Collection entries
=-=-=

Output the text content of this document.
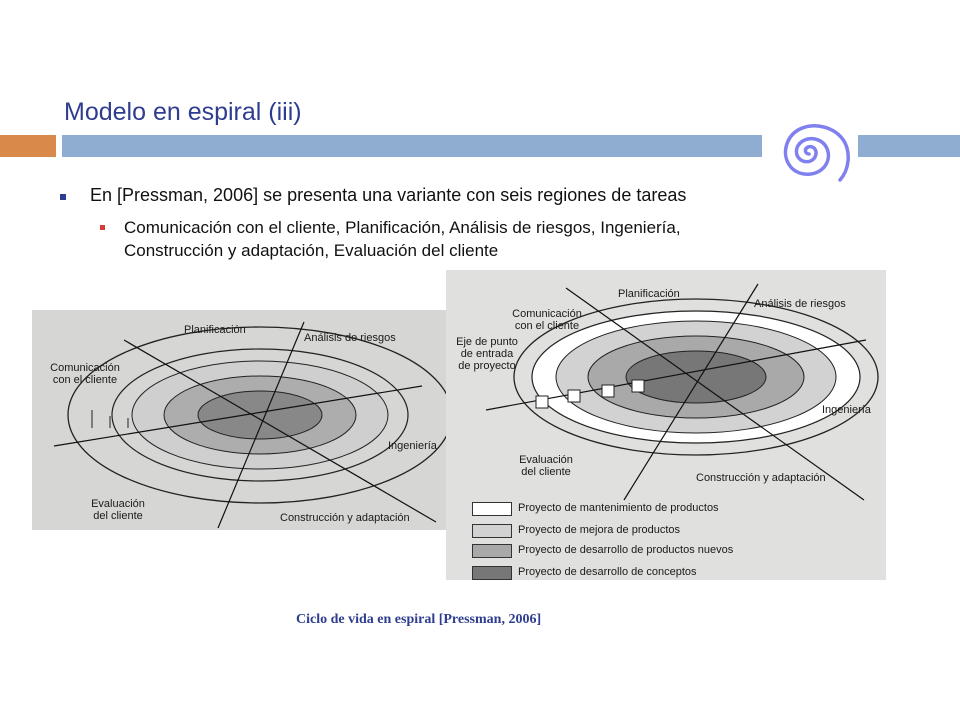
Modelo en espiral (iii)
En [Pressman, 2006] se presenta una variante con seis regiones de tareas
Comunicación con el cliente, Planificación, Análisis de riesgos, Ingeniería, Construcción y adaptación, Evaluación del cliente
Planificación
Análisis de riesgos
Comunicación
con el cliente
Ingeniería
Evaluación
del cliente	Construcción y adaptación
Planificación
Análisis de riesgos
Comunicación
con el cliente
Eje de punto
de entrada
de proyecto
Ingeniería
Evaluación
del cliente	Construcción y adaptación
Proyecto de mantenimiento de productos
Proyecto de mejora de productos
Proyecto de desarrollo de productos nuevos
Proyecto de desarrollo de conceptos
Ciclo de vida en espiral [Pressman, 2006]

=-=-=

Repeat everything in the records precisely. Images are excluded from the copy.

Output the text content of this document.
Modelo en espiral (iii)
En [Pressman, 2006] se presenta una variante con seis regiones de tareas
Comunicación con el cliente, Planificación, Análisis de riesgos, Ingeniería, Construcción y adaptación, Evaluación del cliente
Planificación
Análisis de riesgos
Comunicación
con el cliente
Ingeniería
Evaluación
del cliente	Construcción y adaptación
Planificación
Análisis de riesgos
Comunicación
con el cliente
Eje de punto
de entrada
de proyecto
Ingeniería
Evaluación
del cliente	Construcción y adaptación
Proyecto de mantenimiento de productos
Proyecto de mejora de productos
Proyecto de desarrollo de productos nuevos
Proyecto de desarrollo de conceptos
Ciclo de vida en espiral [Pressman, 2006]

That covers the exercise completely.